§ WHAT YOU HAVE TO DO: Reproduce each line of the entries below verbatim, with nothing added, dropped, or altered.

§ INFORMATION SUPPLIED:
------------

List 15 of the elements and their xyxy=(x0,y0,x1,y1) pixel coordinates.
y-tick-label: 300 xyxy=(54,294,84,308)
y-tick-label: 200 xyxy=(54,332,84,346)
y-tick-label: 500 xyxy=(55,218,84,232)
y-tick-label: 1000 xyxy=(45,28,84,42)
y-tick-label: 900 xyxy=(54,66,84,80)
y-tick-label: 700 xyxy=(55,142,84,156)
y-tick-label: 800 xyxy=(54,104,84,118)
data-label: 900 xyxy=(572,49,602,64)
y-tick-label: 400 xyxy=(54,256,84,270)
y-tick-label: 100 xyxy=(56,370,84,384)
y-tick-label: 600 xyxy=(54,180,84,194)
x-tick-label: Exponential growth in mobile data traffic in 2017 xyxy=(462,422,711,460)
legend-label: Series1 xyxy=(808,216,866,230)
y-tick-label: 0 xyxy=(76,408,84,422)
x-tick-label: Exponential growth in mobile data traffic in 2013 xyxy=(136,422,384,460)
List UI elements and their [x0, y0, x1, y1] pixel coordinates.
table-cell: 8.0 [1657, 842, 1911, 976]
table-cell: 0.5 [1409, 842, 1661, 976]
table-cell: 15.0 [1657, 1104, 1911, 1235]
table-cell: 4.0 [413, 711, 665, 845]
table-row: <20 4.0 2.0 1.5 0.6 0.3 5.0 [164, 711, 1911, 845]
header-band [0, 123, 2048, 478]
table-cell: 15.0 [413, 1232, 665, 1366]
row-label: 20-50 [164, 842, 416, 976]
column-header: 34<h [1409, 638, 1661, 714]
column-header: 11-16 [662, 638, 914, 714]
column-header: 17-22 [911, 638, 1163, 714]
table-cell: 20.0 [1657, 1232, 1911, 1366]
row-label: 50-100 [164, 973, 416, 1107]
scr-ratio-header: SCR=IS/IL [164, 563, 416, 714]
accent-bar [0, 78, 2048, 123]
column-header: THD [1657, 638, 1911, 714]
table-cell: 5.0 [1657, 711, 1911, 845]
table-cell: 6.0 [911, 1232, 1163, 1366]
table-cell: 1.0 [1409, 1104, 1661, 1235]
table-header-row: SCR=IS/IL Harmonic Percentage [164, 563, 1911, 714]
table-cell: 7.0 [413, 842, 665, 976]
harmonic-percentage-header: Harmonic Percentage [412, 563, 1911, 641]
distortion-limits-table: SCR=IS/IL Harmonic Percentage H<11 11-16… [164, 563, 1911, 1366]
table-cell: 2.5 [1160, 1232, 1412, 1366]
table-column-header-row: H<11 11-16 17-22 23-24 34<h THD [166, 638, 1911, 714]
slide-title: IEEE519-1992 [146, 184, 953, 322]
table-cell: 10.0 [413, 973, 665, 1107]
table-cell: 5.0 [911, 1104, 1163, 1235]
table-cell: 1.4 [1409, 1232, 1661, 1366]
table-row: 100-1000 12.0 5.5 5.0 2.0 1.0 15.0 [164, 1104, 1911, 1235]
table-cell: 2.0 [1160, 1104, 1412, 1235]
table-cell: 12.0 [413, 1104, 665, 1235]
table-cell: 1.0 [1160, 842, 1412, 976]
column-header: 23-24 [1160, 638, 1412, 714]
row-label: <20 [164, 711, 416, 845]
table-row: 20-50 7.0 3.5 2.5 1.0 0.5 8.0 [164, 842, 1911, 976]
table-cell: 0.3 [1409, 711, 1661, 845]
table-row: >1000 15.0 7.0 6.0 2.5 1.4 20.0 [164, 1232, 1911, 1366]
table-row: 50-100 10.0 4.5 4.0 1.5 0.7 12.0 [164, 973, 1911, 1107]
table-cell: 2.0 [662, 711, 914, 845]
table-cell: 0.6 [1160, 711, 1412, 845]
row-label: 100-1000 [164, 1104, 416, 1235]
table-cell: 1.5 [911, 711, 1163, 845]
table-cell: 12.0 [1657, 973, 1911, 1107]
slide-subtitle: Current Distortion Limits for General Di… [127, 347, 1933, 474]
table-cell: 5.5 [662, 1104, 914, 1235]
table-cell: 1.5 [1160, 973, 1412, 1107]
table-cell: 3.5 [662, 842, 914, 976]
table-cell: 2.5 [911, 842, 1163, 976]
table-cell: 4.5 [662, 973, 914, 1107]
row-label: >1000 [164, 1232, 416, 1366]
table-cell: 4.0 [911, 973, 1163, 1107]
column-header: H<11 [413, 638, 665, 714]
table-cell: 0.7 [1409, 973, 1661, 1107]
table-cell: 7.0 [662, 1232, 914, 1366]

------------

§ EXERCISE ANSWER:
List 15 of the elements and their xyxy=(x0,y0,x1,y1) pixel coordinates.
y-tick-label: 300 xyxy=(54,294,84,308)
y-tick-label: 200 xyxy=(54,332,84,346)
y-tick-label: 500 xyxy=(55,218,84,232)
y-tick-label: 1000 xyxy=(45,28,84,42)
y-tick-label: 900 xyxy=(54,66,84,80)
y-tick-label: 700 xyxy=(55,142,84,156)
y-tick-label: 800 xyxy=(54,104,84,118)
data-label: 900 xyxy=(572,49,602,64)
y-tick-label: 400 xyxy=(54,256,84,270)
y-tick-label: 100 xyxy=(56,370,84,384)
y-tick-label: 600 xyxy=(54,180,84,194)
x-tick-label: Exponential growth in mobile data traffic in 2017 xyxy=(462,422,711,460)
legend-label: Series1 xyxy=(808,216,866,230)
y-tick-label: 0 xyxy=(76,408,84,422)
x-tick-label: Exponential growth in mobile data traffic in 2013 xyxy=(136,422,384,460)
List UI elements and their [x0, y0, x1, y1] pixel coordinates.
table-cell: 8.0 [1657, 842, 1911, 976]
table-cell: 0.5 [1409, 842, 1661, 976]
table-cell: 15.0 [1657, 1104, 1911, 1235]
table-cell: 4.0 [413, 711, 665, 845]
table-row: <20 4.0 2.0 1.5 0.6 0.3 5.0 [164, 711, 1911, 845]
header-band [0, 123, 2048, 478]
table-cell: 15.0 [413, 1232, 665, 1366]
row-label: 20-50 [164, 842, 416, 976]
column-header: 34<h [1409, 638, 1661, 714]
column-header: 11-16 [662, 638, 914, 714]
column-header: 17-22 [911, 638, 1163, 714]
table-cell: 20.0 [1657, 1232, 1911, 1366]
row-label: 50-100 [164, 973, 416, 1107]
scr-ratio-header: SCR=IS/IL [164, 563, 416, 714]
accent-bar [0, 78, 2048, 123]
column-header: THD [1657, 638, 1911, 714]
table-cell: 5.0 [1657, 711, 1911, 845]
table-cell: 6.0 [911, 1232, 1163, 1366]
table-cell: 1.0 [1409, 1104, 1661, 1235]
table-header-row: SCR=IS/IL Harmonic Percentage [164, 563, 1911, 714]
table-cell: 7.0 [413, 842, 665, 976]
harmonic-percentage-header: Harmonic Percentage [412, 563, 1911, 641]
distortion-limits-table: SCR=IS/IL Harmonic Percentage H<11 11-16… [164, 563, 1911, 1366]
table-cell: 2.5 [1160, 1232, 1412, 1366]
table-column-header-row: H<11 11-16 17-22 23-24 34<h THD [166, 638, 1911, 714]
slide-title: IEEE519-1992 [146, 184, 953, 322]
table-cell: 10.0 [413, 973, 665, 1107]
table-cell: 5.0 [911, 1104, 1163, 1235]
table-cell: 1.4 [1409, 1232, 1661, 1366]
table-row: 100-1000 12.0 5.5 5.0 2.0 1.0 15.0 [164, 1104, 1911, 1235]
table-cell: 2.0 [1160, 1104, 1412, 1235]
table-cell: 12.0 [413, 1104, 665, 1235]
table-cell: 1.0 [1160, 842, 1412, 976]
column-header: 23-24 [1160, 638, 1412, 714]
row-label: <20 [164, 711, 416, 845]
table-row: 20-50 7.0 3.5 2.5 1.0 0.5 8.0 [164, 842, 1911, 976]
table-cell: 0.3 [1409, 711, 1661, 845]
table-row: >1000 15.0 7.0 6.0 2.5 1.4 20.0 [164, 1232, 1911, 1366]
table-row: 50-100 10.0 4.5 4.0 1.5 0.7 12.0 [164, 973, 1911, 1107]
table-cell: 2.0 [662, 711, 914, 845]
table-cell: 0.6 [1160, 711, 1412, 845]
row-label: 100-1000 [164, 1104, 416, 1235]
table-cell: 1.5 [911, 711, 1163, 845]
table-cell: 12.0 [1657, 973, 1911, 1107]
slide-subtitle: Current Distortion Limits for General Di… [127, 347, 1933, 474]
table-cell: 5.5 [662, 1104, 914, 1235]
table-cell: 1.5 [1160, 973, 1412, 1107]
table-cell: 3.5 [662, 842, 914, 976]
table-cell: 2.5 [911, 842, 1163, 976]
table-cell: 4.5 [662, 973, 914, 1107]
row-label: >1000 [164, 1232, 416, 1366]
table-cell: 4.0 [911, 973, 1163, 1107]
column-header: H<11 [413, 638, 665, 714]
table-cell: 0.7 [1409, 973, 1661, 1107]
table-cell: 7.0 [662, 1232, 914, 1366]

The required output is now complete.